Return the entries below in their exact form, leaving the pictures out.

(Dataset records)
--- start ---

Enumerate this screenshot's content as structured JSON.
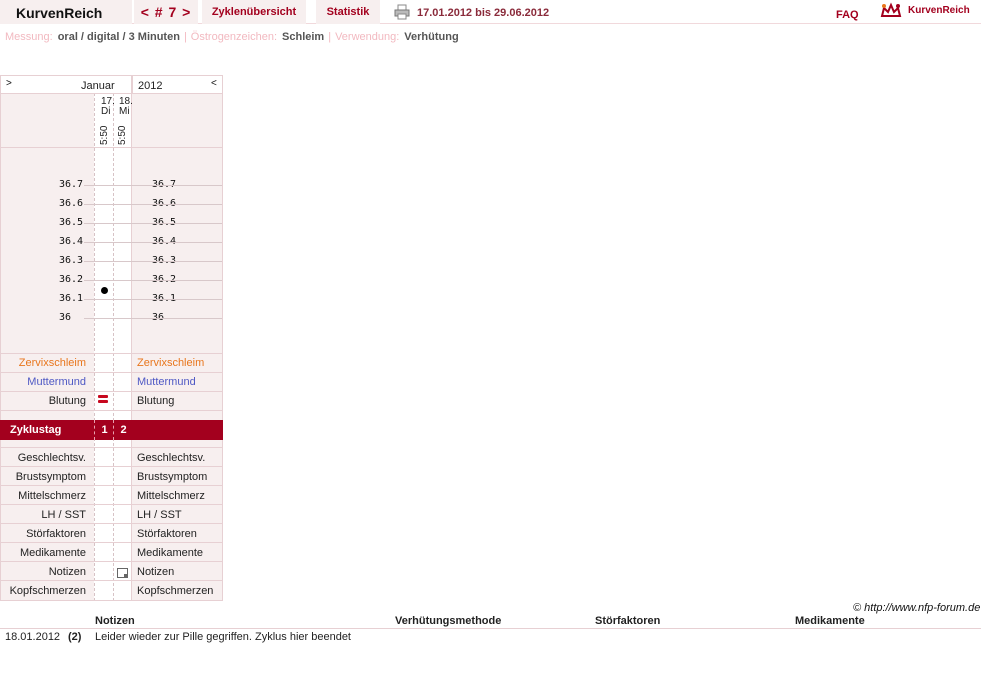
{
  "app": {
    "brand": "KurvenReich",
    "cycle_nav": "< # 7 >",
    "tab_overview": "Zyklenübersicht",
    "tab_stats": "Statistik",
    "date_range": "17.01.2012 bis 29.06.2012",
    "faq": "FAQ",
    "logo_text": "KurvenReich"
  },
  "info": {
    "measure_label": "Messung:",
    "measure_value": "oral / digital / 3 Minuten",
    "estrogen_label": "Östrogenzeichen:",
    "estrogen_value": "Schleim",
    "usage_label": "Verwendung:",
    "usage_value": "Verhütung",
    "sep": "|"
  },
  "chart": {
    "nav_right": ">",
    "nav_left": "<",
    "month": "Januar",
    "year": "2012",
    "days": [
      {
        "date": "17.",
        "weekday": "Di",
        "time": "5:50",
        "cycle_day": "1",
        "temp": 36.15,
        "bleeding": true,
        "note": false
      },
      {
        "date": "18.",
        "weekday": "Mi",
        "time": "5:50",
        "cycle_day": "2",
        "temp": null,
        "bleeding": false,
        "note": true
      }
    ],
    "temp_labels": [
      "36.7",
      "36.6",
      "36.5",
      "36.4",
      "36.3",
      "36.2",
      "36.1",
      "36"
    ],
    "rows_top": {
      "cervix": "Zervixschleim",
      "mouth": "Muttermund",
      "bleeding": "Blutung"
    },
    "cycle_day_label": "Zyklustag",
    "rows_bottom": [
      "Geschlechtsv.",
      "Brustsymptom",
      "Mittelschmerz",
      "LH / SST",
      "Störfaktoren",
      "Medikamente",
      "Notizen",
      "Kopfschmerzen"
    ]
  },
  "footer": {
    "copyright": "© http://www.nfp-forum.de",
    "headers": {
      "notes": "Notizen",
      "method": "Verhütungsmethode",
      "disruptors": "Störfaktoren",
      "meds": "Medikamente"
    },
    "rows": [
      {
        "date": "18.01.2012",
        "day": "(2)",
        "note": "Leider wieder zur Pille gegriffen. Zyklus hier beendet"
      }
    ]
  },
  "colors": {
    "accent": "#a3001e",
    "pink_bg": "#f7efef",
    "cervix": "#e8761d",
    "mouth": "#4e58c4",
    "bleeding": "#c7081f"
  }
}
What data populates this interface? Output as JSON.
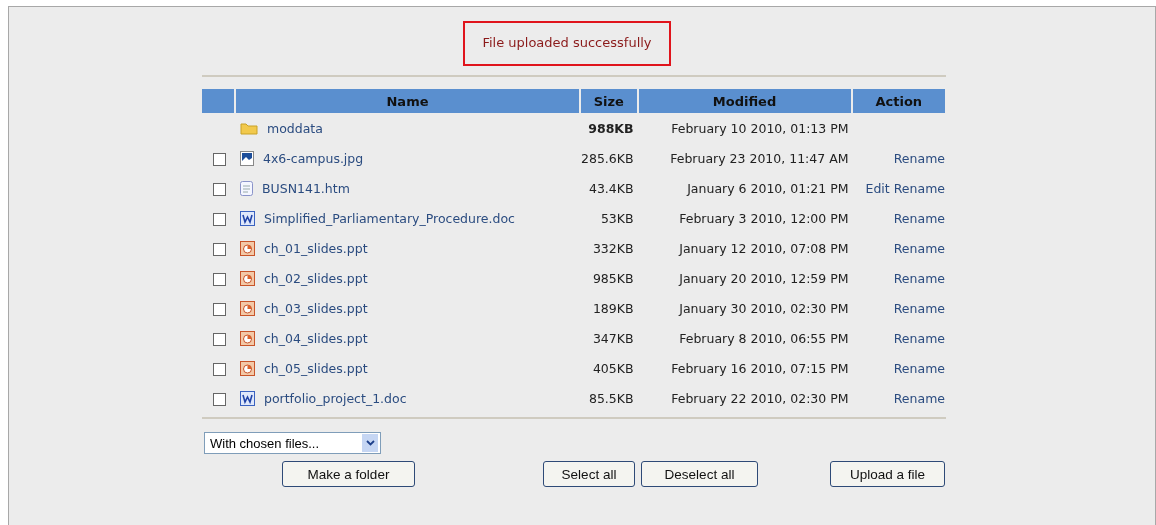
{
  "message": "File uploaded successfully",
  "table": {
    "columns": [
      "Name",
      "Size",
      "Modified",
      "Action"
    ],
    "rows": [
      {
        "kind": "folder",
        "name": "moddata",
        "size": "988KB",
        "modified": "February 10 2010, 01:13 PM",
        "actions": []
      },
      {
        "kind": "image",
        "checked": false,
        "name": "4x6-campus.jpg",
        "size": "285.6KB",
        "modified": "February 23 2010, 11:47 AM",
        "actions": [
          "Rename"
        ]
      },
      {
        "kind": "html",
        "checked": false,
        "name": "BUSN141.htm",
        "size": "43.4KB",
        "modified": "January 6 2010, 01:21 PM",
        "actions": [
          "Edit",
          "Rename"
        ]
      },
      {
        "kind": "word",
        "checked": false,
        "name": "Simplified_Parliamentary_Procedure.doc",
        "size": "53KB",
        "modified": "February 3 2010, 12:00 PM",
        "actions": [
          "Rename"
        ]
      },
      {
        "kind": "ppt",
        "checked": false,
        "name": "ch_01_slides.ppt",
        "size": "332KB",
        "modified": "January 12 2010, 07:08 PM",
        "actions": [
          "Rename"
        ]
      },
      {
        "kind": "ppt",
        "checked": false,
        "name": "ch_02_slides.ppt",
        "size": "985KB",
        "modified": "January 20 2010, 12:59 PM",
        "actions": [
          "Rename"
        ]
      },
      {
        "kind": "ppt",
        "checked": false,
        "name": "ch_03_slides.ppt",
        "size": "189KB",
        "modified": "January 30 2010, 02:30 PM",
        "actions": [
          "Rename"
        ]
      },
      {
        "kind": "ppt",
        "checked": false,
        "name": "ch_04_slides.ppt",
        "size": "347KB",
        "modified": "February 8 2010, 06:55 PM",
        "actions": [
          "Rename"
        ]
      },
      {
        "kind": "ppt",
        "checked": false,
        "name": "ch_05_slides.ppt",
        "size": "405KB",
        "modified": "February 16 2010, 07:15 PM",
        "actions": [
          "Rename"
        ]
      },
      {
        "kind": "word",
        "checked": false,
        "name": "portfolio_project_1.doc",
        "size": "85.5KB",
        "modified": "February 22 2010, 02:30 PM",
        "actions": [
          "Rename"
        ]
      }
    ]
  },
  "select": {
    "value": "With chosen files..."
  },
  "buttons": [
    "Make a folder",
    "Select all",
    "Deselect all",
    "Upload a file"
  ]
}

--- end ---

The result:
Enumerate this screenshot's content as structured JSON.
{
  "app": {
    "brand": "KurvenReich",
    "cycle_nav": "< # 7 >",
    "tab_overview": "Zyklenübersicht",
    "tab_stats": "Statistik",
    "date_range": "17.01.2012 bis 29.06.2012",
    "faq": "FAQ",
    "logo_text": "KurvenReich"
  },
  "info": {
    "measure_label": "Messung:",
    "measure_value": "oral / digital / 3 Minuten",
    "estrogen_label": "Östrogenzeichen:",
    "estrogen_value": "Schleim",
    "usage_label": "Verwendung:",
    "usage_value": "Verhütung",
    "sep": "|"
  },
  "chart": {
    "nav_right": ">",
    "nav_left": "<",
    "month": "Januar",
    "year": "2012",
    "days": [
      {
        "date": "17.",
        "weekday": "Di",
        "time": "5:50",
        "cycle_day": "1",
        "temp": 36.15,
        "bleeding": true,
        "note": false
      },
      {
        "date": "18.",
        "weekday": "Mi",
        "time": "5:50",
        "cycle_day": "2",
        "temp": null,
        "bleeding": false,
        "note": true
      }
    ],
    "temp_labels": [
      "36.7",
      "36.6",
      "36.5",
      "36.4",
      "36.3",
      "36.2",
      "36.1",
      "36"
    ],
    "rows_top": {
      "cervix": "Zervixschleim",
      "mouth": "Muttermund",
      "bleeding": "Blutung"
    },
    "cycle_day_label": "Zyklustag",
    "rows_bottom": [
      "Geschlechtsv.",
      "Brustsymptom",
      "Mittelschmerz",
      "LH / SST",
      "Störfaktoren",
      "Medikamente",
      "Notizen",
      "Kopfschmerzen"
    ]
  },
  "footer": {
    "copyright": "© http://www.nfp-forum.de",
    "headers": {
      "notes": "Notizen",
      "method": "Verhütungsmethode",
      "disruptors": "Störfaktoren",
      "meds": "Medikamente"
    },
    "rows": [
      {
        "date": "18.01.2012",
        "day": "(2)",
        "note": "Leider wieder zur Pille gegriffen. Zyklus hier beendet"
      }
    ]
  },
  "colors": {
    "accent": "#a3001e",
    "pink_bg": "#f7efef",
    "cervix": "#e8761d",
    "mouth": "#4e58c4",
    "bleeding": "#c7081f"
  }
}
What data populates this interface? Output as JSON.
{
  "message": "File uploaded successfully",
  "table": {
    "columns": [
      "Name",
      "Size",
      "Modified",
      "Action"
    ],
    "rows": [
      {
        "kind": "folder",
        "name": "moddata",
        "size": "988KB",
        "modified": "February 10 2010, 01:13 PM",
        "actions": []
      },
      {
        "kind": "image",
        "checked": false,
        "name": "4x6-campus.jpg",
        "size": "285.6KB",
        "modified": "February 23 2010, 11:47 AM",
        "actions": [
          "Rename"
        ]
      },
      {
        "kind": "html",
        "checked": false,
        "name": "BUSN141.htm",
        "size": "43.4KB",
        "modified": "January 6 2010, 01:21 PM",
        "actions": [
          "Edit",
          "Rename"
        ]
      },
      {
        "kind": "word",
        "checked": false,
        "name": "Simplified_Parliamentary_Procedure.doc",
        "size": "53KB",
        "modified": "February 3 2010, 12:00 PM",
        "actions": [
          "Rename"
        ]
      },
      {
        "kind": "ppt",
        "checked": false,
        "name": "ch_01_slides.ppt",
        "size": "332KB",
        "modified": "January 12 2010, 07:08 PM",
        "actions": [
          "Rename"
        ]
      },
      {
        "kind": "ppt",
        "checked": false,
        "name": "ch_02_slides.ppt",
        "size": "985KB",
        "modified": "January 20 2010, 12:59 PM",
        "actions": [
          "Rename"
        ]
      },
      {
        "kind": "ppt",
        "checked": false,
        "name": "ch_03_slides.ppt",
        "size": "189KB",
        "modified": "January 30 2010, 02:30 PM",
        "actions": [
          "Rename"
        ]
      },
      {
        "kind": "ppt",
        "checked": false,
        "name": "ch_04_slides.ppt",
        "size": "347KB",
        "modified": "February 8 2010, 06:55 PM",
        "actions": [
          "Rename"
        ]
      },
      {
        "kind": "ppt",
        "checked": false,
        "name": "ch_05_slides.ppt",
        "size": "405KB",
        "modified": "February 16 2010, 07:15 PM",
        "actions": [
          "Rename"
        ]
      },
      {
        "kind": "word",
        "checked": false,
        "name": "portfolio_project_1.doc",
        "size": "85.5KB",
        "modified": "February 22 2010, 02:30 PM",
        "actions": [
          "Rename"
        ]
      }
    ]
  },
  "select": {
    "value": "With chosen files..."
  },
  "buttons": [
    "Make a folder",
    "Select all",
    "Deselect all",
    "Upload a file"
  ]
}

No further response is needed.